▸ Work to do: In the copy, keep every record exact and leave out all images.

▸ Part of a data file:

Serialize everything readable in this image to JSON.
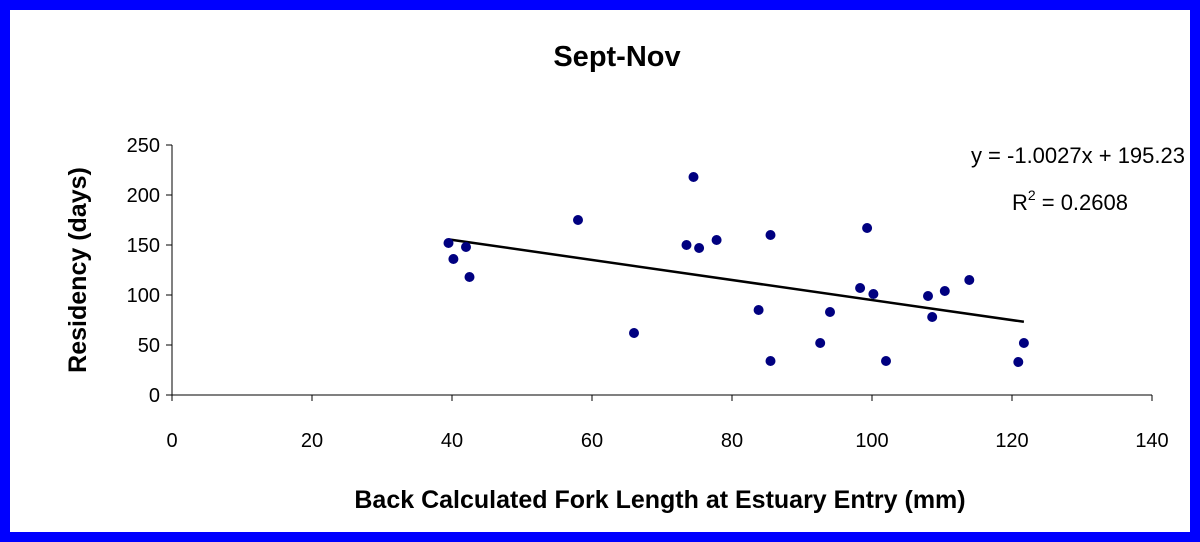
{
  "chart_data": {
    "type": "scatter",
    "title": "Sept-Nov",
    "x_label": "Back Calculated Fork Length at Estuary Entry (mm)",
    "y_label": "Residency (days)",
    "xlim": [
      0,
      140
    ],
    "xticks": [
      0,
      20,
      40,
      60,
      80,
      100,
      120,
      140
    ],
    "ylim": [
      0,
      250
    ],
    "yticks": [
      0,
      50,
      100,
      150,
      200,
      250
    ],
    "grid": false,
    "series": [
      {
        "color": "#000080",
        "x": [
          39.5,
          40.2,
          42,
          42.5,
          58,
          66,
          73.5,
          74.5,
          75.3,
          77.8,
          83.8,
          85.5,
          85.5,
          92.6,
          94,
          98.3,
          99.3,
          100.2,
          102,
          108,
          108.6,
          110.4,
          113.9,
          121.7,
          120.9
        ],
        "values": [
          152,
          136,
          148,
          118,
          175,
          62,
          150,
          218,
          147,
          155,
          85,
          160,
          34,
          52,
          83,
          107,
          167,
          101,
          34,
          99,
          78,
          104,
          115,
          52,
          33
        ]
      }
    ],
    "trendline": {
      "slope": -1.0027,
      "intercept": 195.23,
      "color": "#000000",
      "equation": "y = -1.0027x + 195.23",
      "r2": {
        "base": "R",
        "sup": "2",
        "rest": " = 0.2608"
      }
    }
  }
}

▸ Full response:
Serialize everything readable in this image to JSON.
{
  "chart_data": {
    "type": "scatter",
    "title": "Sept-Nov",
    "x_label": "Back Calculated Fork Length at Estuary Entry (mm)",
    "y_label": "Residency (days)",
    "xlim": [
      0,
      140
    ],
    "xticks": [
      0,
      20,
      40,
      60,
      80,
      100,
      120,
      140
    ],
    "ylim": [
      0,
      250
    ],
    "yticks": [
      0,
      50,
      100,
      150,
      200,
      250
    ],
    "grid": false,
    "series": [
      {
        "color": "#000080",
        "x": [
          39.5,
          40.2,
          42,
          42.5,
          58,
          66,
          73.5,
          74.5,
          75.3,
          77.8,
          83.8,
          85.5,
          85.5,
          92.6,
          94,
          98.3,
          99.3,
          100.2,
          102,
          108,
          108.6,
          110.4,
          113.9,
          121.7,
          120.9
        ],
        "values": [
          152,
          136,
          148,
          118,
          175,
          62,
          150,
          218,
          147,
          155,
          85,
          160,
          34,
          52,
          83,
          107,
          167,
          101,
          34,
          99,
          78,
          104,
          115,
          52,
          33
        ]
      }
    ],
    "trendline": {
      "slope": -1.0027,
      "intercept": 195.23,
      "color": "#000000",
      "equation": "y = -1.0027x + 195.23",
      "r2": {
        "base": "R",
        "sup": "2",
        "rest": " = 0.2608"
      }
    }
  }
}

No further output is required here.